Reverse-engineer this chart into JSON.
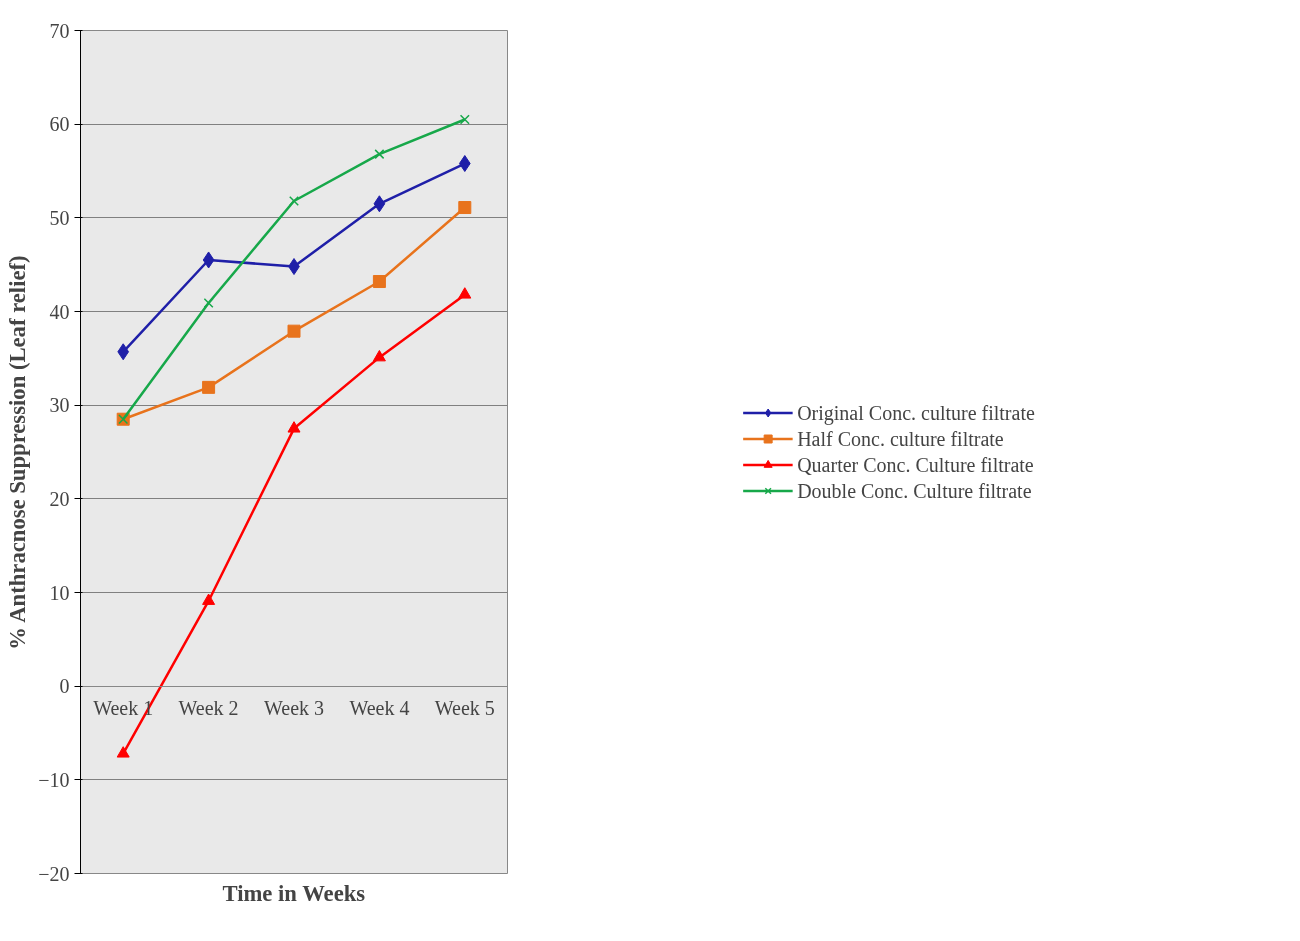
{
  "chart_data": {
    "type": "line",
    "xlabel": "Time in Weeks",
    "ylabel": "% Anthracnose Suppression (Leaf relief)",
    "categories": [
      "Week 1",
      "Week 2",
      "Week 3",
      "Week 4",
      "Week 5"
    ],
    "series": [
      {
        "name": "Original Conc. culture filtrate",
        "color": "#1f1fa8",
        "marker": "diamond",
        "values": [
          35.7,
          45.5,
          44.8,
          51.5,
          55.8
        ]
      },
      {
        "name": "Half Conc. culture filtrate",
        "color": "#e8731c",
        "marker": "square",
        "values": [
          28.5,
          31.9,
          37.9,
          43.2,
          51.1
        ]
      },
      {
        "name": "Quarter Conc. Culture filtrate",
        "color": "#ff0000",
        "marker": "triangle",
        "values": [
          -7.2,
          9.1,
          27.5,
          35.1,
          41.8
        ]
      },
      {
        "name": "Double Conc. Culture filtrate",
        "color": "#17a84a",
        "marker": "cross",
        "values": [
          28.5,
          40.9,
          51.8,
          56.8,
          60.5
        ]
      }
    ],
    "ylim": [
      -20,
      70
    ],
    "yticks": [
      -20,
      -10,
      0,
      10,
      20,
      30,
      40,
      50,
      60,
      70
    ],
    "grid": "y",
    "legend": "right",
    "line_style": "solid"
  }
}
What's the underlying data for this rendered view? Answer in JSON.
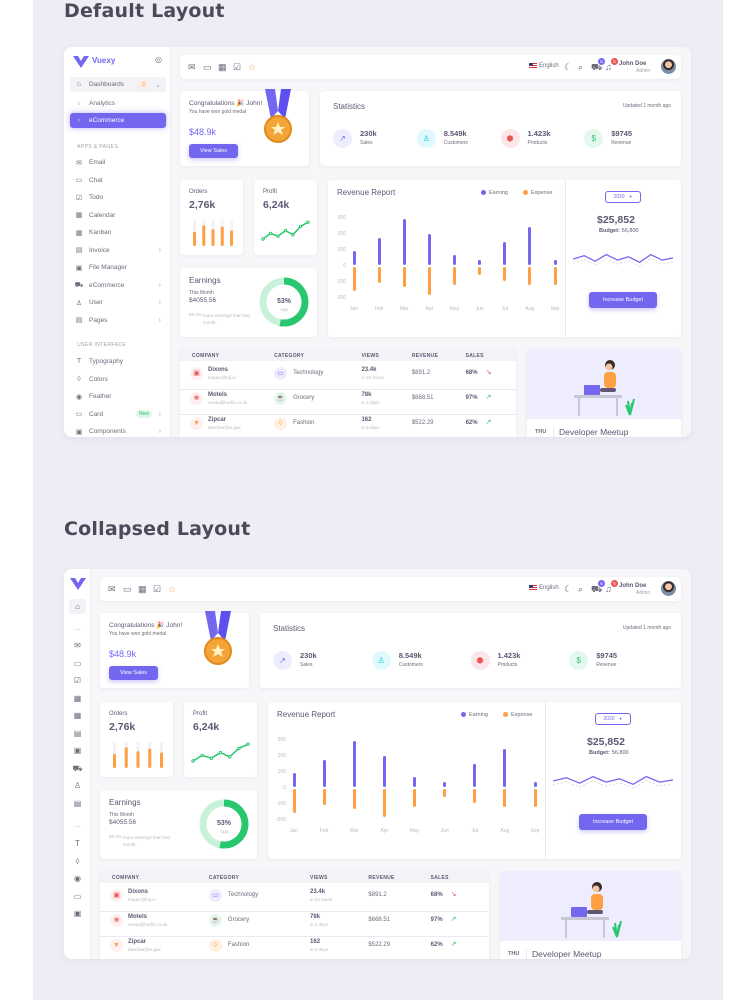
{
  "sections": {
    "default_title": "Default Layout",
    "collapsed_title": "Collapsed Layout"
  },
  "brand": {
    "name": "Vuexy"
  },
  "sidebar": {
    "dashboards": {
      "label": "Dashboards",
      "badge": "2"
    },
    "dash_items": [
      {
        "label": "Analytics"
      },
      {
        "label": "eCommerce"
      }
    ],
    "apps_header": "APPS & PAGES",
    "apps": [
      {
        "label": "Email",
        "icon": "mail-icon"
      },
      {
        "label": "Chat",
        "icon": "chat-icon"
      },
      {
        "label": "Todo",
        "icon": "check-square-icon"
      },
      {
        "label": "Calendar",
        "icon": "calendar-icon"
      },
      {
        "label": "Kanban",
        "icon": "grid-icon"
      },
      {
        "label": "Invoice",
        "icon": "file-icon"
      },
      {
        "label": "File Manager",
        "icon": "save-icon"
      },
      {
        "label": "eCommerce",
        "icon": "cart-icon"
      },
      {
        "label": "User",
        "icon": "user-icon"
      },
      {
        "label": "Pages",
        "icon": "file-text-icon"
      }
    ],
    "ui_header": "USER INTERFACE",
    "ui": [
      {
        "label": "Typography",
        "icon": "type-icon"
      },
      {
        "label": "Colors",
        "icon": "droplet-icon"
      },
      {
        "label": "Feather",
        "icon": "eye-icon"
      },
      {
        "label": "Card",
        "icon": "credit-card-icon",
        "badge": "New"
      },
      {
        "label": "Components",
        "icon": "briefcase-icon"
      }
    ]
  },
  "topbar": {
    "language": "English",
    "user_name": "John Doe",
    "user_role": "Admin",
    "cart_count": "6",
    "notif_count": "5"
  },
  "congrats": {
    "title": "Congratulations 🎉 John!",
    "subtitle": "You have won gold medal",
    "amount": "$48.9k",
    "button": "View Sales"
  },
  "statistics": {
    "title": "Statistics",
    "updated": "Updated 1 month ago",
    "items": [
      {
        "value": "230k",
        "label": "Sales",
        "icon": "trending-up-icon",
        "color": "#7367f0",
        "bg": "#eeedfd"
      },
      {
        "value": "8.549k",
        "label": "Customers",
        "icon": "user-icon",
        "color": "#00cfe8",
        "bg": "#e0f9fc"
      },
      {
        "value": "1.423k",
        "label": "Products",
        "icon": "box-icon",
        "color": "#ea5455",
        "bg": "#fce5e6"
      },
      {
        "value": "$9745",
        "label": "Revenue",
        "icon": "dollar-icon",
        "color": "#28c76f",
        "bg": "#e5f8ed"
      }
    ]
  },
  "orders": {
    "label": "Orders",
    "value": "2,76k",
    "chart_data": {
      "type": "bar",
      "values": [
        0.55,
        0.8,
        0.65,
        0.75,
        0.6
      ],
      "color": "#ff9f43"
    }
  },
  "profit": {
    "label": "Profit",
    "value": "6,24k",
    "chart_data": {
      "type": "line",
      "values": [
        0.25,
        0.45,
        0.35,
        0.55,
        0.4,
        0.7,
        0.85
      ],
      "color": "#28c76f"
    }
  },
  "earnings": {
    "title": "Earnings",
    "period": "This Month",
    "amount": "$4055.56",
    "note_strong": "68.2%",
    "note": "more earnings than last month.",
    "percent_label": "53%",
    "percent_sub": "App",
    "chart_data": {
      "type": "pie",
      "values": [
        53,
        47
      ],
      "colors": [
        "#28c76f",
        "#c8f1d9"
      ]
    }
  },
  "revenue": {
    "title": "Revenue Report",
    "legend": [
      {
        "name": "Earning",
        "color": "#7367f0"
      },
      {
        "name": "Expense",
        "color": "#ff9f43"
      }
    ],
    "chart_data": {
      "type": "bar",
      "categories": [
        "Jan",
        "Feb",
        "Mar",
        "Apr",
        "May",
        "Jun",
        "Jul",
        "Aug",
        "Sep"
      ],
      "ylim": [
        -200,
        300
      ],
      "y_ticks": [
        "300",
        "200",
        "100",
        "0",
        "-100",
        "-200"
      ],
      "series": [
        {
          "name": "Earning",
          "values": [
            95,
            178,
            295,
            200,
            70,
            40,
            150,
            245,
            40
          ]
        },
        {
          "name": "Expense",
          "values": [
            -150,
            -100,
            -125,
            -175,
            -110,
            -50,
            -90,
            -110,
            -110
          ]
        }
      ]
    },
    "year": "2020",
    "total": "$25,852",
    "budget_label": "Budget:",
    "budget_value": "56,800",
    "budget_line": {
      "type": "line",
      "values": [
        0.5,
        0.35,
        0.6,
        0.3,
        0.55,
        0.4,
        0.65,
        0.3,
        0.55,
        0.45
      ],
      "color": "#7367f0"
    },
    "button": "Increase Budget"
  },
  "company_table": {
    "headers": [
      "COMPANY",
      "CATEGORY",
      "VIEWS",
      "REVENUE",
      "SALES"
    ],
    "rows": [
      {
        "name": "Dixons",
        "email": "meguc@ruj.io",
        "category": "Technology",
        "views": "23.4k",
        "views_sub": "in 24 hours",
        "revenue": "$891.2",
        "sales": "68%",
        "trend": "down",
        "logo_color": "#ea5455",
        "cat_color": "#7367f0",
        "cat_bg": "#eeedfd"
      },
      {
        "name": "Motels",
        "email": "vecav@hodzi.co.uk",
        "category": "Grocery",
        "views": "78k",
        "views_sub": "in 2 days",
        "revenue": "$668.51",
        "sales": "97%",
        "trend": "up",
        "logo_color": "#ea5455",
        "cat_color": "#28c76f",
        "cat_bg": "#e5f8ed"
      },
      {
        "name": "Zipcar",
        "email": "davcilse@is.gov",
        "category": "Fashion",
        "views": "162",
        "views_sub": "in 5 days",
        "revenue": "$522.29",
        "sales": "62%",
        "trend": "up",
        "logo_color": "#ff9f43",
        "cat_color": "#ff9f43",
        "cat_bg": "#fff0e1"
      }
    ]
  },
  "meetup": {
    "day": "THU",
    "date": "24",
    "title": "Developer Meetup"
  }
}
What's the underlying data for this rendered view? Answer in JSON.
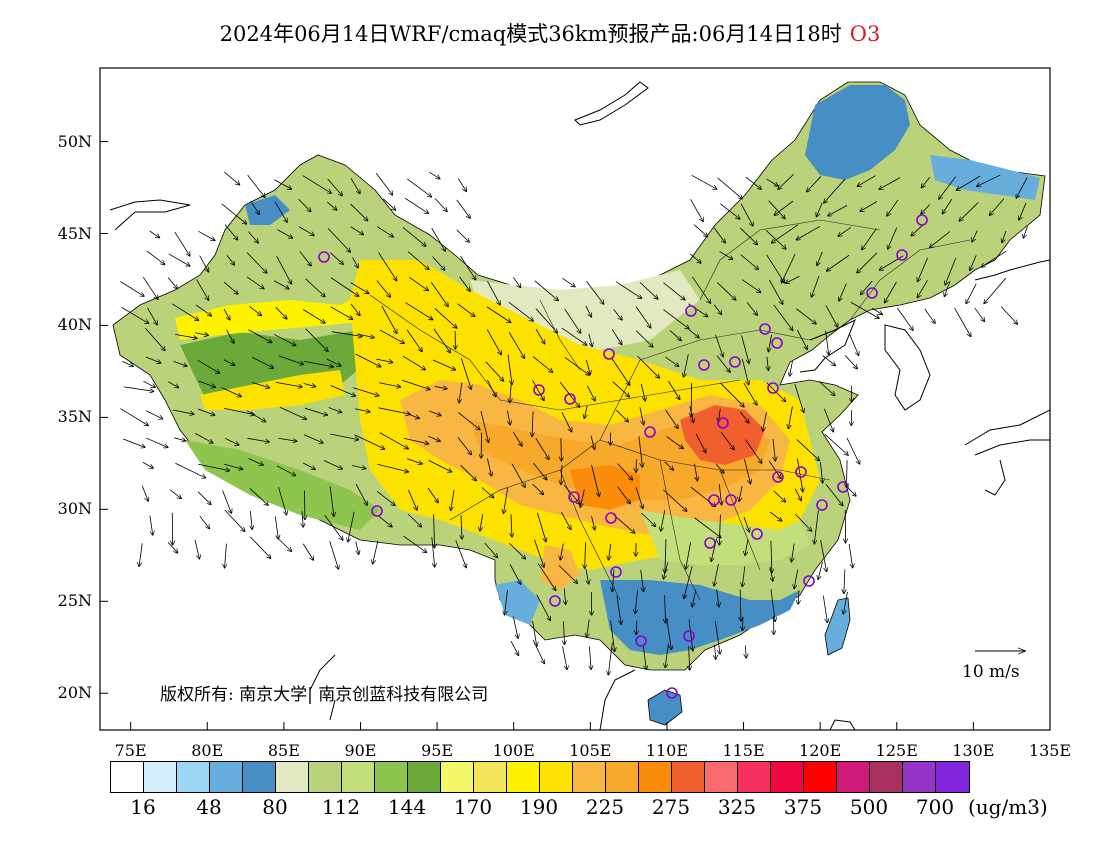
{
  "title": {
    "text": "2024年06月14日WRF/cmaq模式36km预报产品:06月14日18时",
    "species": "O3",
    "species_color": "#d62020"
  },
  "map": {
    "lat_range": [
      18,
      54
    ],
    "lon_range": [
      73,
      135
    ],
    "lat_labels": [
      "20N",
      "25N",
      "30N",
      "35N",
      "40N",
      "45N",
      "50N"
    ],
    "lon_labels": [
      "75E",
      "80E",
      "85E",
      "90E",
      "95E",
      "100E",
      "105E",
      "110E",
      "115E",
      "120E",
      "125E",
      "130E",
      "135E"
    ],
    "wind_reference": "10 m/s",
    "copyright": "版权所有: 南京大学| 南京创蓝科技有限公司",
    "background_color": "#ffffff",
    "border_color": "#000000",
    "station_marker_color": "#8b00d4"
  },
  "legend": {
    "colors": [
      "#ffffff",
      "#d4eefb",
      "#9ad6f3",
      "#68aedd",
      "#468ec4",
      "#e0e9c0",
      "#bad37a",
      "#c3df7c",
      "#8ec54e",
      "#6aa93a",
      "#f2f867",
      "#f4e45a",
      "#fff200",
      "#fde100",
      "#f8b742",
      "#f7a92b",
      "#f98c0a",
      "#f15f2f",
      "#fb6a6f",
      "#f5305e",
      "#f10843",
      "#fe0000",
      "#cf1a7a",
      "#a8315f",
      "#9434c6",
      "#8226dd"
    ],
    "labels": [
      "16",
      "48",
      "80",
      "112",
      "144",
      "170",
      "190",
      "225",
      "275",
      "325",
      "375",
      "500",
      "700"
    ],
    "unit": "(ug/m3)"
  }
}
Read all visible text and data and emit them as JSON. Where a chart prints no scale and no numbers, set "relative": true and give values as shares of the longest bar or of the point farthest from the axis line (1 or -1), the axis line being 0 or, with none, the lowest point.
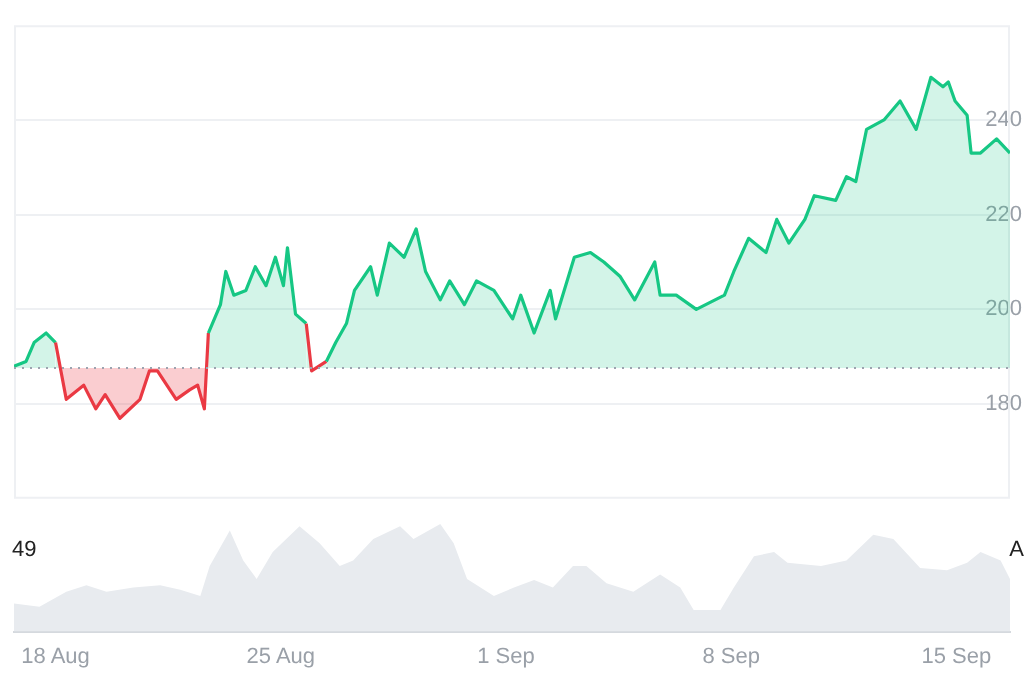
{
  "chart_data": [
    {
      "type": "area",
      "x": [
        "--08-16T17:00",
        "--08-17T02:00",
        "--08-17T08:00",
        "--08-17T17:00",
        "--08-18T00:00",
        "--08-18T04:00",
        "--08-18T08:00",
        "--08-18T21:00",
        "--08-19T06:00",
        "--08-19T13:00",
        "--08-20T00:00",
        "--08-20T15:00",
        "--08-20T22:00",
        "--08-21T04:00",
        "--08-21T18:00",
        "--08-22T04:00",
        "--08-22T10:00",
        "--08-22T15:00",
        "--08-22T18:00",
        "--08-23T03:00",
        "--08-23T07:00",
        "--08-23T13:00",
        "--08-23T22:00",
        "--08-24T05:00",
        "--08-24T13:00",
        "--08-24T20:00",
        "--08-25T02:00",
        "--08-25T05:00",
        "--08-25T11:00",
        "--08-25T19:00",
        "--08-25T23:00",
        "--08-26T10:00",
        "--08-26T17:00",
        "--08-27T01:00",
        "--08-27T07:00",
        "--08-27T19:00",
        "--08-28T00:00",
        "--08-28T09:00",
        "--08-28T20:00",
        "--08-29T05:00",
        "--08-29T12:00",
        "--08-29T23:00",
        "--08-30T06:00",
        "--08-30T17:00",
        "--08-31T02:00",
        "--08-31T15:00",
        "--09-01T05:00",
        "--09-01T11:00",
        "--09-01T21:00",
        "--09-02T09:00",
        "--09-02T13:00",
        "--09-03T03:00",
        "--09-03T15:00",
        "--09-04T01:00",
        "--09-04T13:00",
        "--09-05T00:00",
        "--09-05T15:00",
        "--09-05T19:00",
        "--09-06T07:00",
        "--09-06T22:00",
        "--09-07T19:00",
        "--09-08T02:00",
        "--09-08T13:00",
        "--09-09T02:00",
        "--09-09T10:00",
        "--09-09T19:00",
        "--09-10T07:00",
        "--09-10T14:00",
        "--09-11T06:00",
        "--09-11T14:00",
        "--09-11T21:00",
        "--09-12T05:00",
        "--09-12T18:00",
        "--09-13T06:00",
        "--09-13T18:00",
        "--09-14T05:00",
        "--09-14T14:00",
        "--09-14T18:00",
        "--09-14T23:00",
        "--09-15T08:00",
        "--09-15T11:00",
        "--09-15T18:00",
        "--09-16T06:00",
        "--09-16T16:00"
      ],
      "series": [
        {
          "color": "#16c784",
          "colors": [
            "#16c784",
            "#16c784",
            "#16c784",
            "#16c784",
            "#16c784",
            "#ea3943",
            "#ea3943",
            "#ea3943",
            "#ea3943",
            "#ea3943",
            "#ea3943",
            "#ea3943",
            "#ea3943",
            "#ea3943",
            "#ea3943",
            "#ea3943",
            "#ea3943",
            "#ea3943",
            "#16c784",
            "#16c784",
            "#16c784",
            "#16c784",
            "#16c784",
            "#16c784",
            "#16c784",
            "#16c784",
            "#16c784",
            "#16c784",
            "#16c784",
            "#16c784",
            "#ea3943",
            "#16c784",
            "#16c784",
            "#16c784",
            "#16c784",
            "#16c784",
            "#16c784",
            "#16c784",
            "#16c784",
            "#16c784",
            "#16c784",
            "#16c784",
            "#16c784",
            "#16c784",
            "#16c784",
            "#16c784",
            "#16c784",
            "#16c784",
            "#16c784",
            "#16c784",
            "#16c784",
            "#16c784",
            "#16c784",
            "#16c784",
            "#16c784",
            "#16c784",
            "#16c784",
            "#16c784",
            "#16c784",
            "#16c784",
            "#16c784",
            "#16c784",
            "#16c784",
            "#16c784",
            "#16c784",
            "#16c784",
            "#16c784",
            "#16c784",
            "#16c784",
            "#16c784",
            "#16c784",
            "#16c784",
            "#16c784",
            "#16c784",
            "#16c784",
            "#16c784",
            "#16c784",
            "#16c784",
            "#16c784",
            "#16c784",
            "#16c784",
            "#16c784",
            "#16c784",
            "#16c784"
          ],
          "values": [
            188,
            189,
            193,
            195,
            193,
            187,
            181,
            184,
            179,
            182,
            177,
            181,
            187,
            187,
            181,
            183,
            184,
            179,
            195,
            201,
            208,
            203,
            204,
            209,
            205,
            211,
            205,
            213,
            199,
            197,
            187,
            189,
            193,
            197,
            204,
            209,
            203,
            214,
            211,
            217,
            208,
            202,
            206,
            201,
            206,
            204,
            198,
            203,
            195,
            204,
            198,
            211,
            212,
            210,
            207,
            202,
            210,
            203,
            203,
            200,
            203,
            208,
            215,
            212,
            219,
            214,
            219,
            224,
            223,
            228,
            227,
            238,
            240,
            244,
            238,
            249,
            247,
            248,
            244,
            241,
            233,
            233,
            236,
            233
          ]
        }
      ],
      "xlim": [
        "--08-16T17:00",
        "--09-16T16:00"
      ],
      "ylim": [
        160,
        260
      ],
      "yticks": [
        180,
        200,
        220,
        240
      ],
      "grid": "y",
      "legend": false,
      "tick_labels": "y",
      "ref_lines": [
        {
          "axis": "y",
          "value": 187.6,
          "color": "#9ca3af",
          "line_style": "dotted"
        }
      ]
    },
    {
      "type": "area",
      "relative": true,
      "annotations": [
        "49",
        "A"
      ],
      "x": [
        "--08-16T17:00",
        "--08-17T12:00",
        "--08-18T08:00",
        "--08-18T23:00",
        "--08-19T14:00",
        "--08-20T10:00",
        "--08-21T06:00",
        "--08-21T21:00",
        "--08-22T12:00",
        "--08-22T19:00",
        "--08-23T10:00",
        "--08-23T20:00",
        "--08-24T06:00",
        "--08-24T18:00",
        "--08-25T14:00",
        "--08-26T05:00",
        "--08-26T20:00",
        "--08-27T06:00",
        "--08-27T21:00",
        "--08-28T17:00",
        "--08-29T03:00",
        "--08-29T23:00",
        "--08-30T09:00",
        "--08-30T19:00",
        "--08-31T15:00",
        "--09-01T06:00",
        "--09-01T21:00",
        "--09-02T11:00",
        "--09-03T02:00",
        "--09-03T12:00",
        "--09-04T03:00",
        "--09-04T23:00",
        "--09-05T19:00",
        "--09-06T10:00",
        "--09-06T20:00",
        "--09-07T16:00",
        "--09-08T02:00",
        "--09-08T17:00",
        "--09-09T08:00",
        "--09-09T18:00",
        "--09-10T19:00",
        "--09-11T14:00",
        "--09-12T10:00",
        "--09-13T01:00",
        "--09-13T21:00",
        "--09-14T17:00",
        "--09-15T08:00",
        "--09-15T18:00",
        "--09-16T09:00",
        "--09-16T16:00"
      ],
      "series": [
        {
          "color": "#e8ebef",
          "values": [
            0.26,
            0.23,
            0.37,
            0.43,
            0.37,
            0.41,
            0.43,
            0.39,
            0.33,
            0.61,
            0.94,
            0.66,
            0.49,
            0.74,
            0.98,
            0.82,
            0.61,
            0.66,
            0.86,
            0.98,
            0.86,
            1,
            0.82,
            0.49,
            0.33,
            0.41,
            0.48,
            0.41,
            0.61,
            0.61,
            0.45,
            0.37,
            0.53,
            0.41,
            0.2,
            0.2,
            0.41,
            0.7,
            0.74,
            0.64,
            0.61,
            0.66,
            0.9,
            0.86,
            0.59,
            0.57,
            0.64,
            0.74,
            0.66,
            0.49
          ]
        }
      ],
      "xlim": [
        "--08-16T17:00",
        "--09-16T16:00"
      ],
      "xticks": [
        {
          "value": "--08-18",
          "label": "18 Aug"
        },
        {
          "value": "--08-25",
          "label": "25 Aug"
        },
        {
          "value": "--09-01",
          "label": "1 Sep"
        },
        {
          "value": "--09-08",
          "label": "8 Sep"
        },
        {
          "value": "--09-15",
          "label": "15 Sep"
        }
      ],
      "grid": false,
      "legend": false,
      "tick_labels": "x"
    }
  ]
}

■ **CHALLENGE**:
Which lines above hold the word "John"? Copy each of them.

■ **EXERCISE ANSWER**:
    "user_name": "John Doe",
    "title": "Congratulations 🎉 John!",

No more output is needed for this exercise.